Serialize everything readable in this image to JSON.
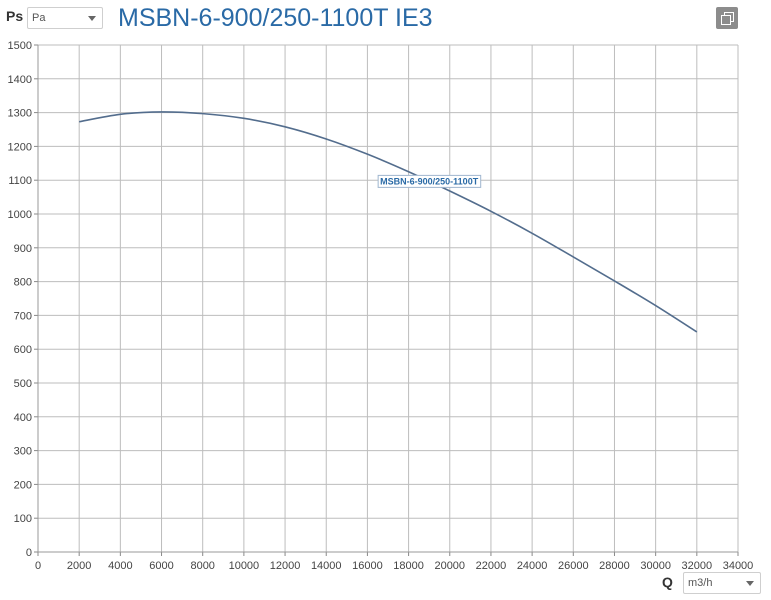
{
  "ylabel": "Ps",
  "ps_unit": {
    "selected": "Pa"
  },
  "title": "MSBN-6-900/250-1100T IE3",
  "xlabel": "Q",
  "q_unit": {
    "selected": "m3/h"
  },
  "icons": {
    "popout": "popout-window-icon",
    "dropdown": "chevron-down-icon"
  },
  "colors": {
    "curve": "#536d8d",
    "title": "#2a6aa6",
    "grid": "#bdbdbd"
  },
  "chart_data": {
    "type": "line",
    "xlim": [
      0,
      34000
    ],
    "ylim": [
      0,
      1500
    ],
    "x_ticks": [
      0,
      2000,
      4000,
      6000,
      8000,
      10000,
      12000,
      14000,
      16000,
      18000,
      20000,
      22000,
      24000,
      26000,
      28000,
      30000,
      32000,
      34000
    ],
    "y_ticks": [
      0,
      100,
      200,
      300,
      400,
      500,
      600,
      700,
      800,
      900,
      1000,
      1100,
      1200,
      1300,
      1400,
      1500
    ],
    "grid": true,
    "series": [
      {
        "name": "MSBN-6-900/250-1100T",
        "x": [
          2000,
          4000,
          6000,
          8000,
          10000,
          12000,
          14000,
          16000,
          18000,
          20000,
          22000,
          24000,
          26000,
          28000,
          30000,
          32000
        ],
        "y": [
          1273,
          1295,
          1302,
          1297,
          1283,
          1258,
          1222,
          1177,
          1125,
          1068,
          1008,
          943,
          873,
          802,
          729,
          651
        ],
        "label_at_x": 19000
      }
    ]
  }
}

PROBLEM REQUIREMENTS | Out of the material above, gather each line where "title" appears.

THE RESULT |
  "title": "MSBN-6-900/250-1100T IE3",
    "title": "#2a6aa6",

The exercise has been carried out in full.